Stored records
★ ★ ★

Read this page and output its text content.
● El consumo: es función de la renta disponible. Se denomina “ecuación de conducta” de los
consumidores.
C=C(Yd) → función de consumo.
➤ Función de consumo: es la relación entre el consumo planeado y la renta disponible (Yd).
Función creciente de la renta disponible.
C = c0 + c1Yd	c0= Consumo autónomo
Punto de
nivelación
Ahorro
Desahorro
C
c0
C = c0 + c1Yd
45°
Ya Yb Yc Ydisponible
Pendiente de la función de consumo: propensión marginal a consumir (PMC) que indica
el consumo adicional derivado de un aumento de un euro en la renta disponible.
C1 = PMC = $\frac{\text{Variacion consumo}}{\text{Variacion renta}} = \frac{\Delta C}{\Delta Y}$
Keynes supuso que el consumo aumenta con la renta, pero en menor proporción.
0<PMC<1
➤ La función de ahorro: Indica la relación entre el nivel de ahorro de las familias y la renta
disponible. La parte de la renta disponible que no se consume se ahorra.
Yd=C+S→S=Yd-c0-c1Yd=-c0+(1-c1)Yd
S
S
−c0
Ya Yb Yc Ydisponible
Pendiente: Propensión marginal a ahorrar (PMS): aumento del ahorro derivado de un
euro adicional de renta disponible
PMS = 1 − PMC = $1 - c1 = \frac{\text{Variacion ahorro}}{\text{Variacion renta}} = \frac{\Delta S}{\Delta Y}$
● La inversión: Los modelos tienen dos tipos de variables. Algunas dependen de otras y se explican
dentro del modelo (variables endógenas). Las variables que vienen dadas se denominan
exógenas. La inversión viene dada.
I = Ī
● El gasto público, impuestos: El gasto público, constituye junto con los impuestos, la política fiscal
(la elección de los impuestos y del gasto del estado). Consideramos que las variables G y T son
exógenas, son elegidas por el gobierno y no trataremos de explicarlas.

★ ★ ★

→ **INSTRUCTIONS FOR THE TASK**
Write out every record, exactly as written.

→ **OUTPUT**
Read this page and output its text content.
● El consumo: es función de la renta disponible. Se denomina “ecuación de conducta” de los
consumidores.
C=C(Yd) → función de consumo.
➤ Función de consumo: es la relación entre el consumo planeado y la renta disponible (Yd).
Función creciente de la renta disponible.
C = c0 + c1Yd	c0= Consumo autónomo
Punto de
nivelación
Ahorro
Desahorro
C
c0
C = c0 + c1Yd
45°
Ya Yb Yc Ydisponible
Pendiente de la función de consumo: propensión marginal a consumir (PMC) que indica
el consumo adicional derivado de un aumento de un euro en la renta disponible.
C1 = PMC = $\frac{\text{Variacion consumo}}{\text{Variacion renta}} = \frac{\Delta C}{\Delta Y}$
Keynes supuso que el consumo aumenta con la renta, pero en menor proporción.
0<PMC<1
➤ La función de ahorro: Indica la relación entre el nivel de ahorro de las familias y la renta
disponible. La parte de la renta disponible que no se consume se ahorra.
Yd=C+S→S=Yd-c0-c1Yd=-c0+(1-c1)Yd
S
S
−c0
Ya Yb Yc Ydisponible
Pendiente: Propensión marginal a ahorrar (PMS): aumento del ahorro derivado de un
euro adicional de renta disponible
PMS = 1 − PMC = $1 - c1 = \frac{\text{Variacion ahorro}}{\text{Variacion renta}} = \frac{\Delta S}{\Delta Y}$
● La inversión: Los modelos tienen dos tipos de variables. Algunas dependen de otras y se explican
dentro del modelo (variables endógenas). Las variables que vienen dadas se denominan
exógenas. La inversión viene dada.
I = Ī
● El gasto público, impuestos: El gasto público, constituye junto con los impuestos, la política fiscal
(la elección de los impuestos y del gasto del estado). Consideramos que las variables G y T son
exógenas, son elegidas por el gobierno y no trataremos de explicarlas.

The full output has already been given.